▼▼▼

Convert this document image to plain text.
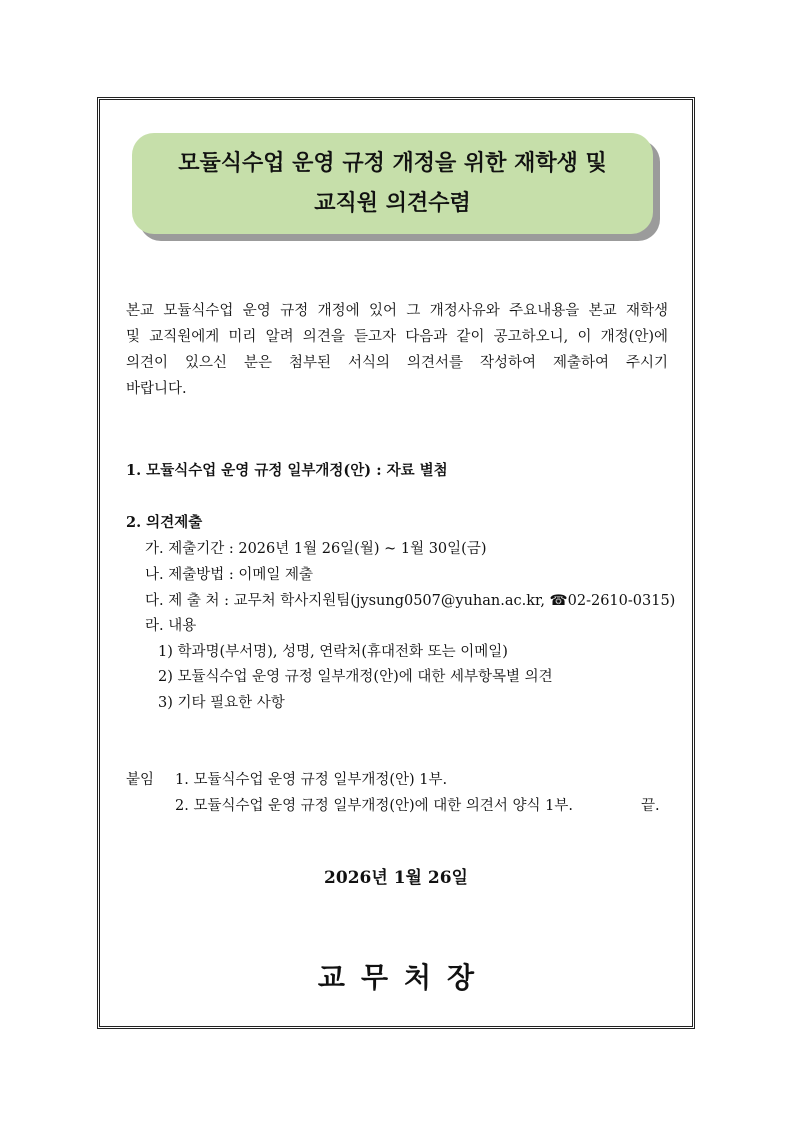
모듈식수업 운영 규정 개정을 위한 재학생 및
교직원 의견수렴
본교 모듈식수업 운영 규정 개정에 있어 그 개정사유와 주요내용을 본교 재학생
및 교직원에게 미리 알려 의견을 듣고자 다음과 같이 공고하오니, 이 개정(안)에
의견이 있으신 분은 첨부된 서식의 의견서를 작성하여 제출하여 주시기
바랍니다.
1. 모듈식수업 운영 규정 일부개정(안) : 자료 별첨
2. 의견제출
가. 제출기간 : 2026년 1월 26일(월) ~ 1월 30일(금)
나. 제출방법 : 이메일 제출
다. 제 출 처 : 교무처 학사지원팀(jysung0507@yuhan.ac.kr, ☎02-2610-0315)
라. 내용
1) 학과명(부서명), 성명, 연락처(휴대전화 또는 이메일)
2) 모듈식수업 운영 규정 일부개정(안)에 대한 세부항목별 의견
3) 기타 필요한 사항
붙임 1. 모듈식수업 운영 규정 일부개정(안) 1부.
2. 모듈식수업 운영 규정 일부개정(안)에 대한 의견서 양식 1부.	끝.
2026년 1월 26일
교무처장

▲▲▲

• [Problem details]:
Go through the records. Copy each line where "일부개정" appears.

• [Exercise answer]:
1. 모듈식수업 운영 규정 일부개정(안) : 자료 별첨
2) 모듈식수업 운영 규정 일부개정(안)에 대한 세부항목별 의견
붙임 1. 모듈식수업 운영 규정 일부개정(안) 1부.
2. 모듈식수업 운영 규정 일부개정(안)에 대한 의견서 양식 1부.	끝.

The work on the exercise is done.